» EXERCISE DIRECTIONS:
Restate the whole listing word for word. Pictures are left out.
-------
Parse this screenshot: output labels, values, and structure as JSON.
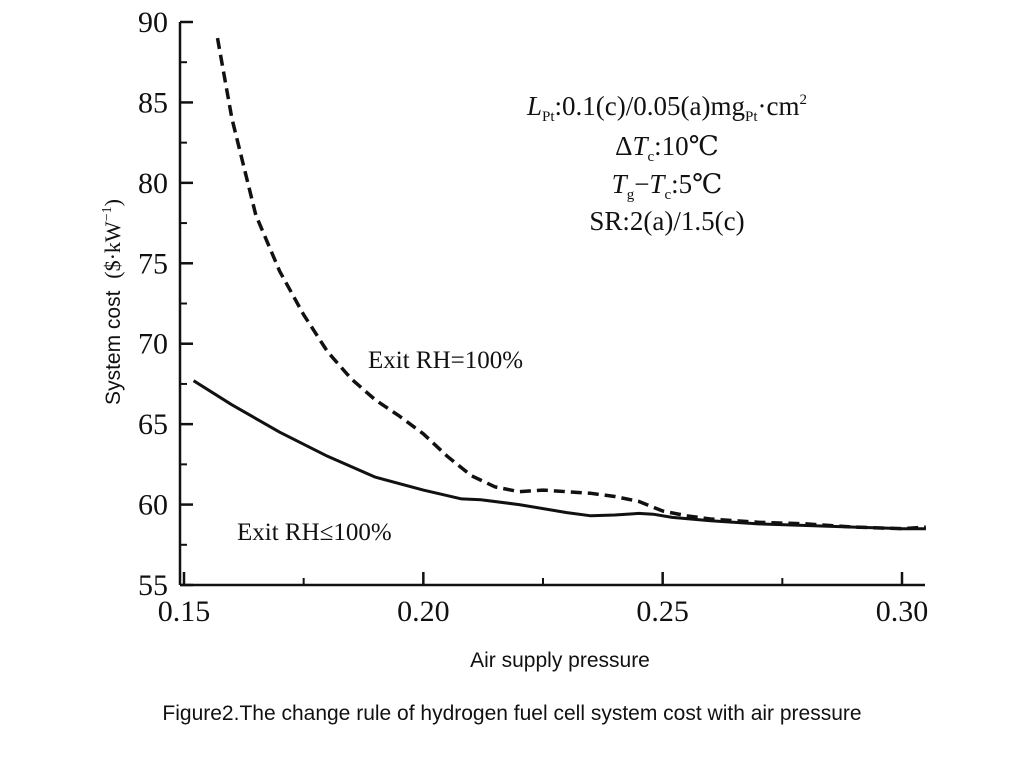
{
  "caption": "Figure2.The change rule of hydrogen fuel cell system cost with air pressure",
  "chart_data": {
    "type": "line",
    "xlabel": "Air supply pressure",
    "ylabel_text": "System cost",
    "ylabel_unit_prefix": "($·kW",
    "ylabel_unit_exp": "−1",
    "ylabel_unit_suffix": ")",
    "xlim": [
      0.15,
      0.305
    ],
    "ylim": [
      55,
      90
    ],
    "x_ticks": [
      "0.15",
      "0.20",
      "0.25",
      "0.30"
    ],
    "x_tick_values": [
      0.15,
      0.2,
      0.25,
      0.3
    ],
    "y_ticks": [
      "55",
      "60",
      "65",
      "70",
      "75",
      "80",
      "85",
      "90"
    ],
    "y_tick_values": [
      55,
      60,
      65,
      70,
      75,
      80,
      85,
      90
    ],
    "grid": false,
    "series": [
      {
        "name": "Exit RH=100%",
        "style": "dashed",
        "x": [
          0.157,
          0.16,
          0.165,
          0.17,
          0.175,
          0.18,
          0.185,
          0.19,
          0.195,
          0.2,
          0.205,
          0.21,
          0.215,
          0.22,
          0.225,
          0.23,
          0.235,
          0.24,
          0.245,
          0.25,
          0.255,
          0.26,
          0.27,
          0.28,
          0.29,
          0.3,
          0.305
        ],
        "y": [
          89.0,
          84.0,
          78.0,
          74.5,
          71.8,
          69.5,
          67.8,
          66.5,
          65.5,
          64.4,
          63.0,
          61.8,
          61.1,
          60.8,
          60.9,
          60.8,
          60.7,
          60.5,
          60.2,
          59.6,
          59.3,
          59.1,
          58.9,
          58.8,
          58.6,
          58.5,
          58.6
        ]
      },
      {
        "name": "Exit RH≤100%",
        "style": "solid",
        "x": [
          0.152,
          0.16,
          0.17,
          0.18,
          0.19,
          0.2,
          0.208,
          0.212,
          0.22,
          0.23,
          0.235,
          0.24,
          0.245,
          0.248,
          0.252,
          0.26,
          0.27,
          0.28,
          0.29,
          0.3,
          0.305
        ],
        "y": [
          67.7,
          66.2,
          64.5,
          63.0,
          61.7,
          60.9,
          60.35,
          60.3,
          60.0,
          59.5,
          59.3,
          59.35,
          59.45,
          59.4,
          59.2,
          59.0,
          58.8,
          58.7,
          58.6,
          58.5,
          58.5
        ]
      }
    ],
    "legend": "inline labels",
    "annotations": {
      "dashed_label": "Exit RH=100%",
      "solid_label": "Exit RH≤100%",
      "params": [
        {
          "parts": [
            {
              "t": "L",
              "s": "italic"
            },
            {
              "t": "Pt",
              "s": "sub"
            },
            {
              "t": ":0.1(c)/0.05(a)mg",
              "s": "normal"
            },
            {
              "t": "Pt",
              "s": "sub"
            },
            {
              "t": "·cm",
              "s": "normal"
            },
            {
              "t": "2",
              "s": "sup"
            }
          ]
        },
        {
          "parts": [
            {
              "t": "Δ",
              "s": "normal"
            },
            {
              "t": "T",
              "s": "italic"
            },
            {
              "t": "c",
              "s": "sub"
            },
            {
              "t": ":10℃",
              "s": "normal"
            }
          ]
        },
        {
          "parts": [
            {
              "t": "T",
              "s": "italic"
            },
            {
              "t": "g",
              "s": "sub"
            },
            {
              "t": "−",
              "s": "normal"
            },
            {
              "t": "T",
              "s": "italic"
            },
            {
              "t": "c",
              "s": "sub"
            },
            {
              "t": ":5℃",
              "s": "normal"
            }
          ]
        },
        {
          "parts": [
            {
              "t": "SR:2(a)/1.5(c)",
              "s": "normal"
            }
          ]
        }
      ]
    }
  }
}
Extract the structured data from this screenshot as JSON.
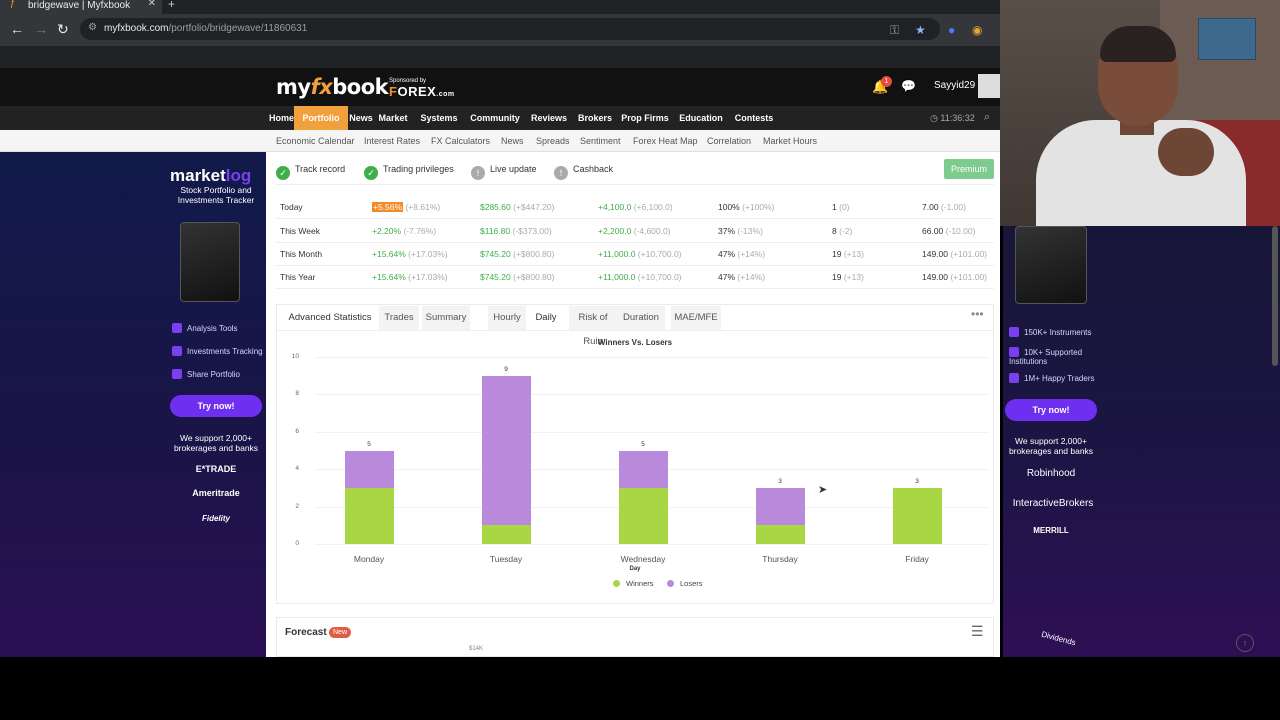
-------
» FINAL ANSWER:
Parse this screenshot: output labels, values, and structure as JSON.
{
  "caption": "Figure2.The change rule of hydrogen fuel cell system cost with air pressure",
  "chart_data": {
    "type": "line",
    "xlabel": "Air supply pressure",
    "ylabel_text": "System cost",
    "ylabel_unit_prefix": "($·kW",
    "ylabel_unit_exp": "−1",
    "ylabel_unit_suffix": ")",
    "xlim": [
      0.15,
      0.305
    ],
    "ylim": [
      55,
      90
    ],
    "x_ticks": [
      "0.15",
      "0.20",
      "0.25",
      "0.30"
    ],
    "x_tick_values": [
      0.15,
      0.2,
      0.25,
      0.3
    ],
    "y_ticks": [
      "55",
      "60",
      "65",
      "70",
      "75",
      "80",
      "85",
      "90"
    ],
    "y_tick_values": [
      55,
      60,
      65,
      70,
      75,
      80,
      85,
      90
    ],
    "grid": false,
    "series": [
      {
        "name": "Exit RH=100%",
        "style": "dashed",
        "x": [
          0.157,
          0.16,
          0.165,
          0.17,
          0.175,
          0.18,
          0.185,
          0.19,
          0.195,
          0.2,
          0.205,
          0.21,
          0.215,
          0.22,
          0.225,
          0.23,
          0.235,
          0.24,
          0.245,
          0.25,
          0.255,
          0.26,
          0.27,
          0.28,
          0.29,
          0.3,
          0.305
        ],
        "y": [
          89.0,
          84.0,
          78.0,
          74.5,
          71.8,
          69.5,
          67.8,
          66.5,
          65.5,
          64.4,
          63.0,
          61.8,
          61.1,
          60.8,
          60.9,
          60.8,
          60.7,
          60.5,
          60.2,
          59.6,
          59.3,
          59.1,
          58.9,
          58.8,
          58.6,
          58.5,
          58.6
        ]
      },
      {
        "name": "Exit RH≤100%",
        "style": "solid",
        "x": [
          0.152,
          0.16,
          0.17,
          0.18,
          0.19,
          0.2,
          0.208,
          0.212,
          0.22,
          0.23,
          0.235,
          0.24,
          0.245,
          0.248,
          0.252,
          0.26,
          0.27,
          0.28,
          0.29,
          0.3,
          0.305
        ],
        "y": [
          67.7,
          66.2,
          64.5,
          63.0,
          61.7,
          60.9,
          60.35,
          60.3,
          60.0,
          59.5,
          59.3,
          59.35,
          59.45,
          59.4,
          59.2,
          59.0,
          58.8,
          58.7,
          58.6,
          58.5,
          58.5
        ]
      }
    ],
    "legend": "inline labels",
    "annotations": {
      "dashed_label": "Exit RH=100%",
      "solid_label": "Exit RH≤100%",
      "params": [
        {
          "parts": [
            {
              "t": "L",
              "s": "italic"
            },
            {
              "t": "Pt",
              "s": "sub"
            },
            {
              "t": ":0.1(c)/0.05(a)mg",
              "s": "normal"
            },
            {
              "t": "Pt",
              "s": "sub"
            },
            {
              "t": "·cm",
              "s": "normal"
            },
            {
              "t": "2",
              "s": "sup"
            }
          ]
        },
        {
          "parts": [
            {
              "t": "Δ",
              "s": "normal"
            },
            {
              "t": "T",
              "s": "italic"
            },
            {
              "t": "c",
              "s": "sub"
            },
            {
              "t": ":10℃",
              "s": "normal"
            }
          ]
        },
        {
          "parts": [
            {
              "t": "T",
              "s": "italic"
            },
            {
              "t": "g",
              "s": "sub"
            },
            {
              "t": "−",
              "s": "normal"
            },
            {
              "t": "T",
              "s": "italic"
            },
            {
              "t": "c",
              "s": "sub"
            },
            {
              "t": ":5℃",
              "s": "normal"
            }
          ]
        },
        {
          "parts": [
            {
              "t": "SR:2(a)/1.5(c)",
              "s": "normal"
            }
          ]
        }
      ]
    }
  }
}
Extract the structured data from this screenshot as JSON.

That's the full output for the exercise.